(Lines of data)
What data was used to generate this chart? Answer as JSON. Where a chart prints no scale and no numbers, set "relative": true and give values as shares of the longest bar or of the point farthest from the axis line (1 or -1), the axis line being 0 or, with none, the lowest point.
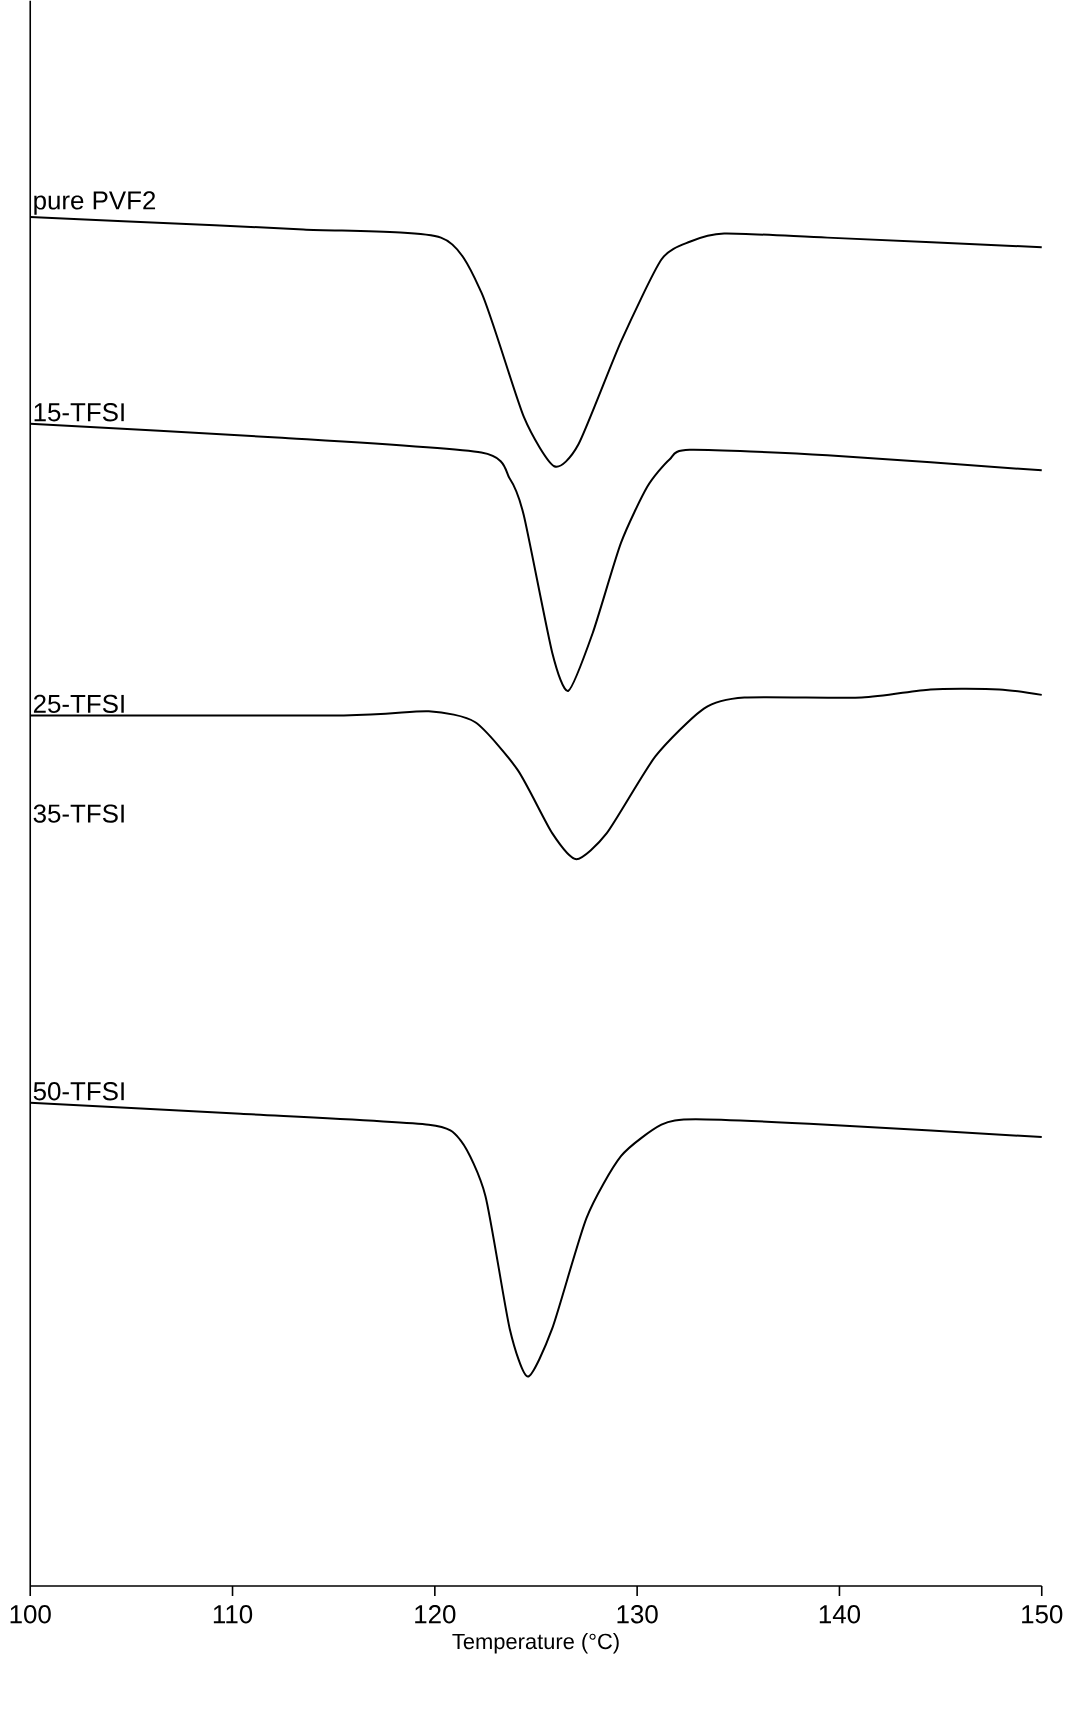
{
  "chart_data": {
    "type": "line",
    "relative": true,
    "xlabel": "Temperature (°C)",
    "xlim": [
      100,
      150
    ],
    "xticks": [
      100,
      110,
      120,
      130,
      140,
      150
    ],
    "series": [
      {
        "name": "pure PVF2",
        "color": "#000000",
        "x": [
          100,
          104.6,
          113.5,
          120.3,
          122.3,
          124.4,
          125.9,
          127.1,
          129.2,
          131.2,
          132.6,
          134.3,
          139.4,
          150
        ],
        "values": [
          1.0,
          0.997,
          0.991,
          0.985,
          0.945,
          0.854,
          0.818,
          0.834,
          0.909,
          0.969,
          0.982,
          0.988,
          0.985,
          0.978
        ]
      },
      {
        "name": "15-TFSI",
        "color": "#000000",
        "x": [
          100,
          112.2,
          122.3,
          123.7,
          124.4,
          125.8,
          126.6,
          127.8,
          129.2,
          130.5,
          131.6,
          132.6,
          139.4,
          150
        ],
        "values": [
          0.849,
          0.839,
          0.828,
          0.809,
          0.782,
          0.682,
          0.654,
          0.696,
          0.762,
          0.803,
          0.823,
          0.83,
          0.826,
          0.815
        ]
      },
      {
        "name": "25-TFSI",
        "color": "#000000",
        "x": [
          100,
          115.5,
          119.7,
          122,
          124.1,
          125.8,
          127,
          128.5,
          130.9,
          133.3,
          135.3,
          141.1,
          144.5,
          147.9,
          150
        ],
        "values": [
          0.636,
          0.636,
          0.639,
          0.631,
          0.596,
          0.55,
          0.531,
          0.55,
          0.606,
          0.641,
          0.649,
          0.649,
          0.655,
          0.655,
          0.651
        ]
      },
      {
        "name": "50-TFSI",
        "color": "#000000",
        "x": [
          100,
          110.4,
          119.7,
          121.3,
          122.5,
          123.7,
          124.6,
          125.8,
          127.5,
          129.2,
          131.2,
          132.9,
          139.4,
          150
        ],
        "values": [
          0.353,
          0.345,
          0.337,
          0.325,
          0.285,
          0.188,
          0.153,
          0.188,
          0.269,
          0.314,
          0.337,
          0.341,
          0.337,
          0.328
        ]
      }
    ],
    "annotations": [
      "35-TFSI"
    ]
  }
}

* [The task]:
Transcribe all entries above exactly. Drop the pictures.

* [Full response]:
What data was used to generate this chart? Answer as JSON. Where a chart prints no scale and no numbers, set "relative": true and give values as shares of the longest bar or of the point farthest from the axis line (1 or -1), the axis line being 0 or, with none, the lowest point.
{
  "chart_data": {
    "type": "line",
    "relative": true,
    "xlabel": "Temperature (°C)",
    "xlim": [
      100,
      150
    ],
    "xticks": [
      100,
      110,
      120,
      130,
      140,
      150
    ],
    "series": [
      {
        "name": "pure PVF2",
        "color": "#000000",
        "x": [
          100,
          104.6,
          113.5,
          120.3,
          122.3,
          124.4,
          125.9,
          127.1,
          129.2,
          131.2,
          132.6,
          134.3,
          139.4,
          150
        ],
        "values": [
          1.0,
          0.997,
          0.991,
          0.985,
          0.945,
          0.854,
          0.818,
          0.834,
          0.909,
          0.969,
          0.982,
          0.988,
          0.985,
          0.978
        ]
      },
      {
        "name": "15-TFSI",
        "color": "#000000",
        "x": [
          100,
          112.2,
          122.3,
          123.7,
          124.4,
          125.8,
          126.6,
          127.8,
          129.2,
          130.5,
          131.6,
          132.6,
          139.4,
          150
        ],
        "values": [
          0.849,
          0.839,
          0.828,
          0.809,
          0.782,
          0.682,
          0.654,
          0.696,
          0.762,
          0.803,
          0.823,
          0.83,
          0.826,
          0.815
        ]
      },
      {
        "name": "25-TFSI",
        "color": "#000000",
        "x": [
          100,
          115.5,
          119.7,
          122,
          124.1,
          125.8,
          127,
          128.5,
          130.9,
          133.3,
          135.3,
          141.1,
          144.5,
          147.9,
          150
        ],
        "values": [
          0.636,
          0.636,
          0.639,
          0.631,
          0.596,
          0.55,
          0.531,
          0.55,
          0.606,
          0.641,
          0.649,
          0.649,
          0.655,
          0.655,
          0.651
        ]
      },
      {
        "name": "50-TFSI",
        "color": "#000000",
        "x": [
          100,
          110.4,
          119.7,
          121.3,
          122.5,
          123.7,
          124.6,
          125.8,
          127.5,
          129.2,
          131.2,
          132.9,
          139.4,
          150
        ],
        "values": [
          0.353,
          0.345,
          0.337,
          0.325,
          0.285,
          0.188,
          0.153,
          0.188,
          0.269,
          0.314,
          0.337,
          0.341,
          0.337,
          0.328
        ]
      }
    ],
    "annotations": [
      "35-TFSI"
    ]
  }
}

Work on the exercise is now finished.